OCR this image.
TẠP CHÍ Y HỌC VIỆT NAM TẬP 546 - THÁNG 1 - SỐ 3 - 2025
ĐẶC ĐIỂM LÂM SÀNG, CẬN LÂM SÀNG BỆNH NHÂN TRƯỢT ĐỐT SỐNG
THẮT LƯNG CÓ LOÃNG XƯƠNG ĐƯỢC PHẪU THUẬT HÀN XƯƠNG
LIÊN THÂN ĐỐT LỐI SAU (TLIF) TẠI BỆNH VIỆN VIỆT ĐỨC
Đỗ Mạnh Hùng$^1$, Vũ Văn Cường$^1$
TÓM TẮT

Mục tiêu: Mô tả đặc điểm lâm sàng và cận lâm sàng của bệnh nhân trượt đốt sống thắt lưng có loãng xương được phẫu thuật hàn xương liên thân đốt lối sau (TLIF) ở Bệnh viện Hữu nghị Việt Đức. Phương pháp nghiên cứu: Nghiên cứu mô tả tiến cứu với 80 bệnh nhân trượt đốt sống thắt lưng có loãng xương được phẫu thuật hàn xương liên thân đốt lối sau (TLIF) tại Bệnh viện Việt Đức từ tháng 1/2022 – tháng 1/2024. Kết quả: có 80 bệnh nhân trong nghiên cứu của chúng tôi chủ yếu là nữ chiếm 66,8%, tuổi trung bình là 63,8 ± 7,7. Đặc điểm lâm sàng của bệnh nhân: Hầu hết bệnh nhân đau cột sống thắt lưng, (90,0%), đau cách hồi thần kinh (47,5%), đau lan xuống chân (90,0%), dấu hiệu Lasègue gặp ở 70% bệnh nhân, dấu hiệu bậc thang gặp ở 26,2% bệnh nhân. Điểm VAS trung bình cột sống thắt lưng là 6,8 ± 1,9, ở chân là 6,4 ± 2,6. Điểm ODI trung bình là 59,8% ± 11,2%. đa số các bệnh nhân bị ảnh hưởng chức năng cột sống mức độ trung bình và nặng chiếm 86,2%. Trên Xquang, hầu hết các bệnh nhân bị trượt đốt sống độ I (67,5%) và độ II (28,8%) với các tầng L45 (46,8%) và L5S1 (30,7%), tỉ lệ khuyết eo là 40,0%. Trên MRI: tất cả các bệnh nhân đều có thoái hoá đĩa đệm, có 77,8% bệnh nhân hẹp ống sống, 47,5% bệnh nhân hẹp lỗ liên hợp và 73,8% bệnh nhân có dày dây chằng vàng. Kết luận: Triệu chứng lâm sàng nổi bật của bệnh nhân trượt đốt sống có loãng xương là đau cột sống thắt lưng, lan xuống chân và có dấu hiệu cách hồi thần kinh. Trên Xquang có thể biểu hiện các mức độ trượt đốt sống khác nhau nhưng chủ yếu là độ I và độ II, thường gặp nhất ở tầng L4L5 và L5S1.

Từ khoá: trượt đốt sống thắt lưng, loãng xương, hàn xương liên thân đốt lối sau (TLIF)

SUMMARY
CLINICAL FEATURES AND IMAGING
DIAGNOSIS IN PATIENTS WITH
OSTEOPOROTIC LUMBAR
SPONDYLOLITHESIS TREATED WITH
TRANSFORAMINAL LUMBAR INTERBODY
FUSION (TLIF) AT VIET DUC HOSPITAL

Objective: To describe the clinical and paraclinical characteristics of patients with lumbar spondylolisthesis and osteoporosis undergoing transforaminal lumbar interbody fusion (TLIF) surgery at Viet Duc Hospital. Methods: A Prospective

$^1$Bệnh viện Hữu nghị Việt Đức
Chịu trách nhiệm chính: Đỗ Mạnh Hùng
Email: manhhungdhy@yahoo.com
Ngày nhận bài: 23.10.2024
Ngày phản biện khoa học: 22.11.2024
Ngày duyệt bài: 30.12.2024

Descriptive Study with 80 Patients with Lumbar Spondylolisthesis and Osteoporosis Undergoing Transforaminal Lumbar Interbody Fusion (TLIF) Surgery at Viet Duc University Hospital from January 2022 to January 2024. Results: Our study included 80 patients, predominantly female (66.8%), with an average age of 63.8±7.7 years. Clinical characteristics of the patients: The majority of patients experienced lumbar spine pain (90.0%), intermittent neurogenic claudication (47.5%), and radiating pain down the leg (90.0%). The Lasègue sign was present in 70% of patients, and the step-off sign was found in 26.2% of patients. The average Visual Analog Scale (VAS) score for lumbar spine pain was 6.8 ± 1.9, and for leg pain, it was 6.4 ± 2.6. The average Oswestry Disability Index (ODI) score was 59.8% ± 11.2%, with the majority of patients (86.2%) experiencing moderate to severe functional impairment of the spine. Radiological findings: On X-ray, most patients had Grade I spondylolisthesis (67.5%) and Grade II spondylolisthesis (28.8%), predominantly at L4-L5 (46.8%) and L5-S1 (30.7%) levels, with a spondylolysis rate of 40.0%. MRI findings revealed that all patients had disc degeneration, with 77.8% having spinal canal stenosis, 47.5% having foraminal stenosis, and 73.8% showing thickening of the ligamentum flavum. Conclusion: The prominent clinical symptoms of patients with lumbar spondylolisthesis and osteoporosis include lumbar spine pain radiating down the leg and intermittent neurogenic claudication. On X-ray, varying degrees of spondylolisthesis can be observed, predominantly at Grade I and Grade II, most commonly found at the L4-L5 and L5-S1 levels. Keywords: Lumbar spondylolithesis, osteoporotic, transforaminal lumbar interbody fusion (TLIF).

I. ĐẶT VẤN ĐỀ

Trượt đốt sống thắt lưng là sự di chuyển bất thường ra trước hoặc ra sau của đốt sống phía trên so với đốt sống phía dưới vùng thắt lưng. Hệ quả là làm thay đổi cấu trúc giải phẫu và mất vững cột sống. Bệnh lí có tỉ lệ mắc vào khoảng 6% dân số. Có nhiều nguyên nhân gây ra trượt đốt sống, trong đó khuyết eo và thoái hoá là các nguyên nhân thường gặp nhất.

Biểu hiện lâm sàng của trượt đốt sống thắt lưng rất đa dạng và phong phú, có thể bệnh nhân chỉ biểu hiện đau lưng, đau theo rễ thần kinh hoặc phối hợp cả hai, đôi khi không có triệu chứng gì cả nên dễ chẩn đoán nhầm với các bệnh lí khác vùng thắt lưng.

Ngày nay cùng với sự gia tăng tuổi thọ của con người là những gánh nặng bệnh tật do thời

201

TASK GOAL —
If a line in the records above holds the string "Mạnh", copy it out.

RESULT OF THIS TASK —
Đỗ Mạnh Hùng$^1$, Vũ Văn Cường$^1$
Chịu trách nhiệm chính: Đỗ Mạnh Hùng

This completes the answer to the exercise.